Problem description
Report how many lines of the entries below contain the word "Adjust", and nothing more.

━━━━

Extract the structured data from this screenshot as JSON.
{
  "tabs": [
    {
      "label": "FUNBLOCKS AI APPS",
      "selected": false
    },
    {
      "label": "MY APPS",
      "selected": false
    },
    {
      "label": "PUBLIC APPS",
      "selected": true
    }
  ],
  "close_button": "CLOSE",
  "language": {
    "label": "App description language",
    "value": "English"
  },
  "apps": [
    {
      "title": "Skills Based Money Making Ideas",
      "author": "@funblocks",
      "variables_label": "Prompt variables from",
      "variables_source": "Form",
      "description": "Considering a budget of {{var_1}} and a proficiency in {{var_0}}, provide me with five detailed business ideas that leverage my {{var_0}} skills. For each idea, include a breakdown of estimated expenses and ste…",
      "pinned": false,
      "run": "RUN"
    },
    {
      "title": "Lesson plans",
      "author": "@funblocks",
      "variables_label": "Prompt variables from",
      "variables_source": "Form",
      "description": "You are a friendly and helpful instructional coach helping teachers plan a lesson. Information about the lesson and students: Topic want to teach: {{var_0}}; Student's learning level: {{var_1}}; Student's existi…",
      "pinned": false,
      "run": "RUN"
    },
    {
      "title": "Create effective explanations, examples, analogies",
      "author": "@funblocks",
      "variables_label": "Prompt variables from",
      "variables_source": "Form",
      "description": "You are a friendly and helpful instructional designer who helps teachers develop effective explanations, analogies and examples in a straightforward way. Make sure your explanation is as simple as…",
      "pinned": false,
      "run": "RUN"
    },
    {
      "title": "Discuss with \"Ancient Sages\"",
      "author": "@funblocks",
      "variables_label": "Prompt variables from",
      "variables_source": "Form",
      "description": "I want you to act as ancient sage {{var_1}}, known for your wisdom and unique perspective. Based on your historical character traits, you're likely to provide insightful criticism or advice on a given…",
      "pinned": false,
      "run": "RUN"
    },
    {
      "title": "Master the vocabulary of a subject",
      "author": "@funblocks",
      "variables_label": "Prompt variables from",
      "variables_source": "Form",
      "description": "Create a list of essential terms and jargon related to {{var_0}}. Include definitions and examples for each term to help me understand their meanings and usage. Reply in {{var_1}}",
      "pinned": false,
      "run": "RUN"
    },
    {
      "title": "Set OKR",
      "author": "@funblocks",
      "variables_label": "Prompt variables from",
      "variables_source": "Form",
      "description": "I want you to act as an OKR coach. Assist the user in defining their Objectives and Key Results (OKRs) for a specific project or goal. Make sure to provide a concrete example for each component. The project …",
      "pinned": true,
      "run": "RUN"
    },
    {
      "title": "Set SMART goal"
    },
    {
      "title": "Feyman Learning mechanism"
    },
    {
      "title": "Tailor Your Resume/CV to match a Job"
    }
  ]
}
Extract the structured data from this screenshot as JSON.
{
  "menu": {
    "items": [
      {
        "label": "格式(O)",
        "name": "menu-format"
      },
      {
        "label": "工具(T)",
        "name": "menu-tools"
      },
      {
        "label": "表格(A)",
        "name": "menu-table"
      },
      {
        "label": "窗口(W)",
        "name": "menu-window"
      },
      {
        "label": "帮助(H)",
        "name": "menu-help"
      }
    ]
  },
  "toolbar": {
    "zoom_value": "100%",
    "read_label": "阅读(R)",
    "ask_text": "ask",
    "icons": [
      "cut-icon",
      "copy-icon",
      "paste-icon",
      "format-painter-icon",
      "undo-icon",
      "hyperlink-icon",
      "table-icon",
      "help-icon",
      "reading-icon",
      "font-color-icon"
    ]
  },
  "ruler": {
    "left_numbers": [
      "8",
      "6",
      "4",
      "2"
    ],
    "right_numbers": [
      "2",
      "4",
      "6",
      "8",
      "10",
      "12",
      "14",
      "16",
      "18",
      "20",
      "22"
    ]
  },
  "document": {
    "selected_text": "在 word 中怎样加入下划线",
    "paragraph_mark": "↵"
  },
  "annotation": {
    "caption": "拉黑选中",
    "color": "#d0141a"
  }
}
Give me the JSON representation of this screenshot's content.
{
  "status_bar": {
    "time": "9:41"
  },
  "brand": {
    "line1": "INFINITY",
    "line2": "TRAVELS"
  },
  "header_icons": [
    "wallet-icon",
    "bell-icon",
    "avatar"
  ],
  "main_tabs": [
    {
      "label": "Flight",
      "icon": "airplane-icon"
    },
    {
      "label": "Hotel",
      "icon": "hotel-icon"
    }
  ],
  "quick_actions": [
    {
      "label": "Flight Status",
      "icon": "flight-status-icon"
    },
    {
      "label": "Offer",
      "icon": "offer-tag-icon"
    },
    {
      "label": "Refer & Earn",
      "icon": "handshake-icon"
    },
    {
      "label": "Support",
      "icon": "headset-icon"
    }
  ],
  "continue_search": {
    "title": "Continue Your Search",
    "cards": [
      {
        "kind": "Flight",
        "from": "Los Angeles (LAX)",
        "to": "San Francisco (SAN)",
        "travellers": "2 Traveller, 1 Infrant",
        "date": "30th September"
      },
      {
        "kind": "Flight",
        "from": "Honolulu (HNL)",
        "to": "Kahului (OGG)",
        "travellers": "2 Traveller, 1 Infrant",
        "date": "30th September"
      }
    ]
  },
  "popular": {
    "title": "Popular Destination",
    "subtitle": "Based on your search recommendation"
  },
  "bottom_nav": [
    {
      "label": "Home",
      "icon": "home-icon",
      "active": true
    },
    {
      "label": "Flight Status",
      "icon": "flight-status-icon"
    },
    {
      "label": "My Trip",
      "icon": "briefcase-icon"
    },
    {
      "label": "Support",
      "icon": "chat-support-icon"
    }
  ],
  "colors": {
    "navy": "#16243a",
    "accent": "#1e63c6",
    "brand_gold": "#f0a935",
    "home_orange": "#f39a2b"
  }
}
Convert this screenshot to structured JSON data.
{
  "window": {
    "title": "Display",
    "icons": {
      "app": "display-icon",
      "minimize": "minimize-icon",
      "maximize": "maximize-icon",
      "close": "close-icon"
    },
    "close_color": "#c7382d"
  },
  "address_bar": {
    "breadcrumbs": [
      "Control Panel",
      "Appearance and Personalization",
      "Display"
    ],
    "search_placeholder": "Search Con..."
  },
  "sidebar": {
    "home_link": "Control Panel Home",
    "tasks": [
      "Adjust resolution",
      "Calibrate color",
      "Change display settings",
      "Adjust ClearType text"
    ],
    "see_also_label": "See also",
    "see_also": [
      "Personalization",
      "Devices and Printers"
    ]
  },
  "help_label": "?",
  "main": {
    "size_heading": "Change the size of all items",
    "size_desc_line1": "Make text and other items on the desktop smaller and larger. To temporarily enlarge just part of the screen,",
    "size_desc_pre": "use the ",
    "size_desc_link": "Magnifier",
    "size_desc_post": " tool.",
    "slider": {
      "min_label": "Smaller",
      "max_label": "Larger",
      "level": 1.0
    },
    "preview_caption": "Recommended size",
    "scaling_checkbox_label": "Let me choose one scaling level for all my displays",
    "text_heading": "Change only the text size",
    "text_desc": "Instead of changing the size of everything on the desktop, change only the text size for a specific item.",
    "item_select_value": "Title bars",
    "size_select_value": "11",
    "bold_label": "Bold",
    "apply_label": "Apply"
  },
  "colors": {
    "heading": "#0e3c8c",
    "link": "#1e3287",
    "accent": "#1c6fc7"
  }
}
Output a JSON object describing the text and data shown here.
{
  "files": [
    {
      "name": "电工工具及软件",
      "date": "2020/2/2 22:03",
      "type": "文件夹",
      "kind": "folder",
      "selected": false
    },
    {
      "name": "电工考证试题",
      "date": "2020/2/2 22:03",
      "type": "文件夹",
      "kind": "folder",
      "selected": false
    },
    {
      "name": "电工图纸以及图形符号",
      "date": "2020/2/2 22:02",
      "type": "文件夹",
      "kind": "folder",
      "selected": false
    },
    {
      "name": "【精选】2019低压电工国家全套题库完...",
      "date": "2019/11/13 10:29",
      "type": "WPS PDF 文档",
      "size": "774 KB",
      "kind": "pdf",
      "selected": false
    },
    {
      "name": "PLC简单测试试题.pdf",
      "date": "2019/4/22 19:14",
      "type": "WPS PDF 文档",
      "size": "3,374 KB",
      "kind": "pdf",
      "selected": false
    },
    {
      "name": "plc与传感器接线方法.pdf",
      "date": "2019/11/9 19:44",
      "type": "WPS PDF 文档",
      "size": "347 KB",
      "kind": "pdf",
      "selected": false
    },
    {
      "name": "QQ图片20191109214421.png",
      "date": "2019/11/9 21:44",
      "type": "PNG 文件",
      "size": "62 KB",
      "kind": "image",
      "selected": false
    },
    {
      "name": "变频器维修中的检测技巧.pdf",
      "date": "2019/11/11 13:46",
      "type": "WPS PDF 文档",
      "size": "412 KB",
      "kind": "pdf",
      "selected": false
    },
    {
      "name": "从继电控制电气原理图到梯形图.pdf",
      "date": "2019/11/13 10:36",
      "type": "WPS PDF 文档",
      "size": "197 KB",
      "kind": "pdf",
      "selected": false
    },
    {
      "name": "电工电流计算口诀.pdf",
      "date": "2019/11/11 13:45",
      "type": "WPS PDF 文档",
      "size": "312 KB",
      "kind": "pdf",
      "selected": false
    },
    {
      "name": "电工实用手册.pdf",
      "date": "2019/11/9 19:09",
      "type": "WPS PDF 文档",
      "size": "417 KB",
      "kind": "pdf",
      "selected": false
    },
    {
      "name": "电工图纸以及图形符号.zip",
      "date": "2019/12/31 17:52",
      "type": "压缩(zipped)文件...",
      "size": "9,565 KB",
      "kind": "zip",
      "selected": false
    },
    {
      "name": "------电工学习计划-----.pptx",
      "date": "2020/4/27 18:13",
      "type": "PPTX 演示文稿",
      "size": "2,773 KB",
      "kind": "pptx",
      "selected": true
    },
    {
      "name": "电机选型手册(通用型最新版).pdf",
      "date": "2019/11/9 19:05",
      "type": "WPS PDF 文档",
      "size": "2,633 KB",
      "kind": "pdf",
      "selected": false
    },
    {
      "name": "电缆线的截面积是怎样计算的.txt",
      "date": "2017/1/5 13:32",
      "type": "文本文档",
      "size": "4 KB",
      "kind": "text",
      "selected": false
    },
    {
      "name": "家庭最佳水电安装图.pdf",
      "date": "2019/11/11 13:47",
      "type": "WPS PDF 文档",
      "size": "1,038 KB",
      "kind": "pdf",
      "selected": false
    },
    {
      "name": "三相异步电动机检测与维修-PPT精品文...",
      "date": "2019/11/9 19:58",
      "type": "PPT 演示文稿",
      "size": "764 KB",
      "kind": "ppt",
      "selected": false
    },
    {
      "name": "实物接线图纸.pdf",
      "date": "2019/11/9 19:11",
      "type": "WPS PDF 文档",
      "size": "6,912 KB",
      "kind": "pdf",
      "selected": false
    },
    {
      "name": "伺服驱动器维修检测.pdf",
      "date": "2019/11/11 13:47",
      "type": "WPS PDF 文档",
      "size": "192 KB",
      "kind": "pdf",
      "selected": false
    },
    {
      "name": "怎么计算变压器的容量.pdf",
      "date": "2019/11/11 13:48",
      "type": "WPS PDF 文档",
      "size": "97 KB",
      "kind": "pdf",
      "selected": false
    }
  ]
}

━━━━

Full response
2